* **Exercise task 1**:
Rewrite the Mount McKinley passage from "It has been" up to and including "of South Peak.", replacing "close range" with "short distance".
* **Exercise task 2**:
Write the next part of the Mount McKinley passage, picking up after its final line.

====== Text section ======

It has been verified by
later climbers and
exploration. It is a
virtual certainty that Cook
accurately described the
surface of the Great Median
Glacier near the summit of
Mount McKinley because
he saw it at close range
and traversed it from
15,000 feet to
18,200–18,400 feet at the
base of South Peak.
2.
In his diary, Cook recorded
the elevation
in
Harper Glacier at the foot
of South Peak as 18,200
feet, determined by
barometer. In his book, he
adjusted this figure to
18,400 feet, probably
because he feared his
barometric reading at this
high elevation was
slightly, very slightly,
off. The elevation which
Cook records for the site
of his last camp of the
ascent, at the base of
South Peak in Harper
Glacier, the night of
September 15 and the early
morning of September 16, is
precisely correct. Modern
surveys and topographical
maps confirm his figures.
It is unlikely in the
extreme that Cook could
have achieved this degree
of accuracy with regard to
the elevation of Harper
Glacier at the base of
South Peak without having
reached that point and
measured its elevation.
3.

====== Listed entries ======

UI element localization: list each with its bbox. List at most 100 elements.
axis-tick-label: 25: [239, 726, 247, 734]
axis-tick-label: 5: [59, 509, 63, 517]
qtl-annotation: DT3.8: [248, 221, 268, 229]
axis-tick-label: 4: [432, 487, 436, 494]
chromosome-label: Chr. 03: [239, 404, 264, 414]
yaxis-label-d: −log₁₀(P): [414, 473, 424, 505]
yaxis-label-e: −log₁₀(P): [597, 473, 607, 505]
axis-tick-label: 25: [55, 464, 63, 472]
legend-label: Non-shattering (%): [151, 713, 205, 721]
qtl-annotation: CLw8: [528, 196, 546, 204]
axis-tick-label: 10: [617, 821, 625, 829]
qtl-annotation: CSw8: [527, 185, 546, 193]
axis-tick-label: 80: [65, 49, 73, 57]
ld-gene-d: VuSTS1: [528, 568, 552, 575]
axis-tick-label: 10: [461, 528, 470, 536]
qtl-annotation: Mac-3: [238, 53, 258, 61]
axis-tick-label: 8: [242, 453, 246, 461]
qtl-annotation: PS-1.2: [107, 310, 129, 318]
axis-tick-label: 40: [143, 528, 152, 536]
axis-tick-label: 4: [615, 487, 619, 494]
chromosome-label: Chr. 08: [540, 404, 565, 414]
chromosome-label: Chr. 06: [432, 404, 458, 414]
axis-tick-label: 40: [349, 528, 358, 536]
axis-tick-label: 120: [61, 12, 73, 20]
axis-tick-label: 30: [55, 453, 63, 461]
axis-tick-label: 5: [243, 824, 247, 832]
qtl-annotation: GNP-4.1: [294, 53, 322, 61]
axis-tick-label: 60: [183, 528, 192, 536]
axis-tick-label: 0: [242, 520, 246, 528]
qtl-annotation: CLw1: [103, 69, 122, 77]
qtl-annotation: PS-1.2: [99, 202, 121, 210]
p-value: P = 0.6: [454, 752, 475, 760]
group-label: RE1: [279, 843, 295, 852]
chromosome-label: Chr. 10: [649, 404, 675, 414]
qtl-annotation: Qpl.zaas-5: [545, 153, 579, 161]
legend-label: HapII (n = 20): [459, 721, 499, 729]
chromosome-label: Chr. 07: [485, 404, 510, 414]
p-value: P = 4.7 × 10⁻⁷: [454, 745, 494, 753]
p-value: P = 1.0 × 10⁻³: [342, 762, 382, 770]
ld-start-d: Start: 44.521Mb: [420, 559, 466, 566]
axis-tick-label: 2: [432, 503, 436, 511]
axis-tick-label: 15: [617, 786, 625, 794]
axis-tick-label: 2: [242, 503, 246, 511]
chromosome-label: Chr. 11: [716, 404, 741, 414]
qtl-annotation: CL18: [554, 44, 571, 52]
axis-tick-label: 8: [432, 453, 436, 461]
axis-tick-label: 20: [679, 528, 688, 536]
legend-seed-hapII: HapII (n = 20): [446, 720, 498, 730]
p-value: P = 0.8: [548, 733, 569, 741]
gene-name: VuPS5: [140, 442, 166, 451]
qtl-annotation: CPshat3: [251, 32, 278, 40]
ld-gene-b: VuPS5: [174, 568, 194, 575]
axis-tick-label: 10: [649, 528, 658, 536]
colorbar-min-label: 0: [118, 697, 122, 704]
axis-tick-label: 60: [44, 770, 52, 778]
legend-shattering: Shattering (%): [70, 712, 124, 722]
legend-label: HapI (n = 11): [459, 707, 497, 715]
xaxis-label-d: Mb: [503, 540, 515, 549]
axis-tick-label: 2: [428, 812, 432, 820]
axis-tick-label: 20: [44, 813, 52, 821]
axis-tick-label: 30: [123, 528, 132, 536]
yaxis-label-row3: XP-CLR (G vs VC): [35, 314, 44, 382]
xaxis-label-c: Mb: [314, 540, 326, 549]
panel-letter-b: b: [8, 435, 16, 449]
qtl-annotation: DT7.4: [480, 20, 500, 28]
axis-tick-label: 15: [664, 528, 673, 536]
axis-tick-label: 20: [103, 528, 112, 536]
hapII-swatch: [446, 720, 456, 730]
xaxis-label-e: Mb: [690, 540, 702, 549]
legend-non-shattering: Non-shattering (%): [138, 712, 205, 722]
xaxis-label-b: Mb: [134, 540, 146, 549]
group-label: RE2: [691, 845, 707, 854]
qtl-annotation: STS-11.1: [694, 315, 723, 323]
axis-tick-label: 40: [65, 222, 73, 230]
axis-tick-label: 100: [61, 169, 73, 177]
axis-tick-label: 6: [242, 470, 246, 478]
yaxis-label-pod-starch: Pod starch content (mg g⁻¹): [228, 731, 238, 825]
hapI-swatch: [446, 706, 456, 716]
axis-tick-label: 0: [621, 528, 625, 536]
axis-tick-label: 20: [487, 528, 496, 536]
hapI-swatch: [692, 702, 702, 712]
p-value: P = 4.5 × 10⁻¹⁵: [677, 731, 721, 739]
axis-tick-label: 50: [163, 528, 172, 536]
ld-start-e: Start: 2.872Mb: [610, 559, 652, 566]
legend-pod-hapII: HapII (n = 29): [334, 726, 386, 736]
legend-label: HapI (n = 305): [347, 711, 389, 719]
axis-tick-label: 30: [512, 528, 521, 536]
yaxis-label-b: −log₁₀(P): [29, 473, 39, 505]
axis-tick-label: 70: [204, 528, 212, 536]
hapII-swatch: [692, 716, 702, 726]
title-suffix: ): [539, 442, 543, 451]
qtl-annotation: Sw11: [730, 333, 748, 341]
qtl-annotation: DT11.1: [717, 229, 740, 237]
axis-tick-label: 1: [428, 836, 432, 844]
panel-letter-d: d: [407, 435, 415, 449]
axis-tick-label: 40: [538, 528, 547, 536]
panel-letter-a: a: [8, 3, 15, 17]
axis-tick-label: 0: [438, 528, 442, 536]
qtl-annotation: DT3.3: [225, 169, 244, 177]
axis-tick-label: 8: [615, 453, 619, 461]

======

* **Exercise answer 1**:
It has been verified by
later climbers and
exploration. It is a
virtual certainty that Cook
accurately described the
surface of the Great Median
Glacier near the summit of
Mount McKinley because
he saw it at short distance
and traversed it from
15,000 feet to
18,200–18,400 feet at the
base of South Peak.

* **Exercise answer 2**:
Cook described the slope of
the ultimate peak
of
Mount McKinley, South Peak,
as relatively gentle and
presenting no
mountaineering problems for
the climber. The only
difficulty was that of
breathing and climbing in
the very high elevation,
which was laborious and
somewhat painful. He
described outcroppings of
rock seen near the summit
and said that the ultimate
peak was of granite. But
Cook described the slope of
the final peak of Mount
McKinley as snow-covered
and at the top referred to
the glow of the rays of the
sun on the snow-clad slope
at his feet in the bitter
cold. All of this is
correct. At the top,
in his diary, he writes of
the snow-slope. This is
correct. The elevation of
the summit in his diary,
Cook gives as 20,400; in
his book, he specifies
20,390 feet. These figures
are correct, almost
precisely correct. The
accepted modern figure for
the elevation of the summit
of Mount McKinley has been,
for many years, 20,320
feet. Very recent surveys
have resulted, it seems, in
a new figure of 20,307
feet.
And
the character of the
writing in Cook's diary as
well as the data inscribed
in it strongly suggest the
reality of his ascent. At
the upper elevations the
script is labored, somewhat
disjointed, written with
great effort as would be
the case because of the
effect of the high altitude
on his lungs and mental
faculties, and of the
bitter cold and fatique.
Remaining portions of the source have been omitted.